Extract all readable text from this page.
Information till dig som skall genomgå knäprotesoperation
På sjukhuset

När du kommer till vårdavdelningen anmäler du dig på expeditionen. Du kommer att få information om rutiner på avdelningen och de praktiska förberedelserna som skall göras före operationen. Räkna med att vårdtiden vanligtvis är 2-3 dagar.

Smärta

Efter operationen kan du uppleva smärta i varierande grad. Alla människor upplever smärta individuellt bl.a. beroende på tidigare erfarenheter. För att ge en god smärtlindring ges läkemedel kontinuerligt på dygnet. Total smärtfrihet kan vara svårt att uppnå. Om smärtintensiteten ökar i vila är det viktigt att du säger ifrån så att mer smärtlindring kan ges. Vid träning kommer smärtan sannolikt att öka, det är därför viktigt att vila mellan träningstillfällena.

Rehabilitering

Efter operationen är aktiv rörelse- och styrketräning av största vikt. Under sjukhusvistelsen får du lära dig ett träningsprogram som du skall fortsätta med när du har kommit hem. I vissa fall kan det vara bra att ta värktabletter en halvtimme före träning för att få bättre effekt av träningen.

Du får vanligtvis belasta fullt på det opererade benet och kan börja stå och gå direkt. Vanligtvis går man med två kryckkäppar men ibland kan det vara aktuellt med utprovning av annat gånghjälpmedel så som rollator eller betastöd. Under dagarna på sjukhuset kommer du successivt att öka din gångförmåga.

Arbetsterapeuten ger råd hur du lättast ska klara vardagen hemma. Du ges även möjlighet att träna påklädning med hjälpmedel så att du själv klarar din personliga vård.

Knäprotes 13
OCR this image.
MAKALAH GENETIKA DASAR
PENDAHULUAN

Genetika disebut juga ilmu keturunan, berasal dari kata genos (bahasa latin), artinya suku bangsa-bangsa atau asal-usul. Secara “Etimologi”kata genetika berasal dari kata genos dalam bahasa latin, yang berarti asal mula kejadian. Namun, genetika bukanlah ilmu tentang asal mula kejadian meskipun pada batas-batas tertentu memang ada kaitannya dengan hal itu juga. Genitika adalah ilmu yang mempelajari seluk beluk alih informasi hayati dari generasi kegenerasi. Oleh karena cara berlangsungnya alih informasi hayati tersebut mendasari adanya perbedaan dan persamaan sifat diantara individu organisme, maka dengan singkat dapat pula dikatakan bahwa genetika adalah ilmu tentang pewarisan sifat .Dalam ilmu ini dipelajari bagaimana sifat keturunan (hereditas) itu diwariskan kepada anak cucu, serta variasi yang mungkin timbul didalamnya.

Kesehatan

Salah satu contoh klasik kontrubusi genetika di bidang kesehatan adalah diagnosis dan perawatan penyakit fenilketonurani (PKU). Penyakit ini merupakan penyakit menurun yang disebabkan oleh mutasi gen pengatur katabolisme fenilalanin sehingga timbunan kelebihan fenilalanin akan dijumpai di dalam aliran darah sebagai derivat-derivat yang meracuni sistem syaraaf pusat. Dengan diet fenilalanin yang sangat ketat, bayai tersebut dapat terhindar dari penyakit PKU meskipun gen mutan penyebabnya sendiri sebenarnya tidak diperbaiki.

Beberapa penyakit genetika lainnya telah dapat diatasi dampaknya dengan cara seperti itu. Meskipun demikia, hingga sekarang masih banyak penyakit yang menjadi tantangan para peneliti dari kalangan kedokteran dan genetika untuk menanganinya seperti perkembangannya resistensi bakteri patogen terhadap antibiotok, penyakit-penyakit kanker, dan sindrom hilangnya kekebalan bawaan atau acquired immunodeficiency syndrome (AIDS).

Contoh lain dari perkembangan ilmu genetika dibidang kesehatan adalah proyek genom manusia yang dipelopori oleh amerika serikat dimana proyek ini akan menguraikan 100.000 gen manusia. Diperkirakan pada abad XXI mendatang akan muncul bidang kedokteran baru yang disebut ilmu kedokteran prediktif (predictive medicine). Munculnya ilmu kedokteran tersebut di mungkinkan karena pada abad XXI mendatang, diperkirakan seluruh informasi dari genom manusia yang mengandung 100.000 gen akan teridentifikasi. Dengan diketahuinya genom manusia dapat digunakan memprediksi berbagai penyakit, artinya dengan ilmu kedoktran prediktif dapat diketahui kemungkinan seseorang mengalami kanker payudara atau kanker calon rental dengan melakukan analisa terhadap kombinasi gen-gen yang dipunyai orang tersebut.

• ASSIGNMENT
Word for word, give the records again.

• RESULT OF THIS EXERCISE
Extract all readable text from this page.
Information till dig som skall genomgå knäprotesoperation
På sjukhuset

När du kommer till vårdavdelningen anmäler du dig på expeditionen. Du kommer att få information om rutiner på avdelningen och de praktiska förberedelserna som skall göras före operationen. Räkna med att vårdtiden vanligtvis är 2-3 dagar.

Smärta

Efter operationen kan du uppleva smärta i varierande grad. Alla människor upplever smärta individuellt bl.a. beroende på tidigare erfarenheter. För att ge en god smärtlindring ges läkemedel kontinuerligt på dygnet. Total smärtfrihet kan vara svårt att uppnå. Om smärtintensiteten ökar i vila är det viktigt att du säger ifrån så att mer smärtlindring kan ges. Vid träning kommer smärtan sannolikt att öka, det är därför viktigt att vila mellan träningstillfällena.

Rehabilitering

Efter operationen är aktiv rörelse- och styrketräning av största vikt. Under sjukhusvistelsen får du lära dig ett träningsprogram som du skall fortsätta med när du har kommit hem. I vissa fall kan det vara bra att ta värktabletter en halvtimme före träning för att få bättre effekt av träningen.

Du får vanligtvis belasta fullt på det opererade benet och kan börja stå och gå direkt. Vanligtvis går man med två kryckkäppar men ibland kan det vara aktuellt med utprovning av annat gånghjälpmedel så som rollator eller betastöd. Under dagarna på sjukhuset kommer du successivt att öka din gångförmåga.

Arbetsterapeuten ger råd hur du lättast ska klara vardagen hemma. Du ges även möjlighet att träna påklädning med hjälpmedel så att du själv klarar din personliga vård.

Knäprotes 13
OCR this image.
MAKALAH GENETIKA DASAR
PENDAHULUAN

Genetika disebut juga ilmu keturunan, berasal dari kata genos (bahasa latin), artinya suku bangsa-bangsa atau asal-usul. Secara “Etimologi”kata genetika berasal dari kata genos dalam bahasa latin, yang berarti asal mula kejadian. Namun, genetika bukanlah ilmu tentang asal mula kejadian meskipun pada batas-batas tertentu memang ada kaitannya dengan hal itu juga. Genitika adalah ilmu yang mempelajari seluk beluk alih informasi hayati dari generasi kegenerasi. Oleh karena cara berlangsungnya alih informasi hayati tersebut mendasari adanya perbedaan dan persamaan sifat diantara individu organisme, maka dengan singkat dapat pula dikatakan bahwa genetika adalah ilmu tentang pewarisan sifat .Dalam ilmu ini dipelajari bagaimana sifat keturunan (hereditas) itu diwariskan kepada anak cucu, serta variasi yang mungkin timbul didalamnya.

Kesehatan

Salah satu contoh klasik kontrubusi genetika di bidang kesehatan adalah diagnosis dan perawatan penyakit fenilketonurani (PKU). Penyakit ini merupakan penyakit menurun yang disebabkan oleh mutasi gen pengatur katabolisme fenilalanin sehingga timbunan kelebihan fenilalanin akan dijumpai di dalam aliran darah sebagai derivat-derivat yang meracuni sistem syaraaf pusat. Dengan diet fenilalanin yang sangat ketat, bayai tersebut dapat terhindar dari penyakit PKU meskipun gen mutan penyebabnya sendiri sebenarnya tidak diperbaiki.

Beberapa penyakit genetika lainnya telah dapat diatasi dampaknya dengan cara seperti itu. Meskipun demikia, hingga sekarang masih banyak penyakit yang menjadi tantangan para peneliti dari kalangan kedokteran dan genetika untuk menanganinya seperti perkembangannya resistensi bakteri patogen terhadap antibiotok, penyakit-penyakit kanker, dan sindrom hilangnya kekebalan bawaan atau acquired immunodeficiency syndrome (AIDS).

Contoh lain dari perkembangan ilmu genetika dibidang kesehatan adalah proyek genom manusia yang dipelopori oleh amerika serikat dimana proyek ini akan menguraikan 100.000 gen manusia. Diperkirakan pada abad XXI mendatang akan muncul bidang kedokteran baru yang disebut ilmu kedokteran prediktif (predictive medicine). Munculnya ilmu kedokteran tersebut di mungkinkan karena pada abad XXI mendatang, diperkirakan seluruh informasi dari genom manusia yang mengandung 100.000 gen akan teridentifikasi. Dengan diketahuinya genom manusia dapat digunakan memprediksi berbagai penyakit, artinya dengan ilmu kedoktran prediktif dapat diketahui kemungkinan seseorang mengalami kanker payudara atau kanker calon rental dengan melakukan analisa terhadap kombinasi gen-gen yang dipunyai orang tersebut.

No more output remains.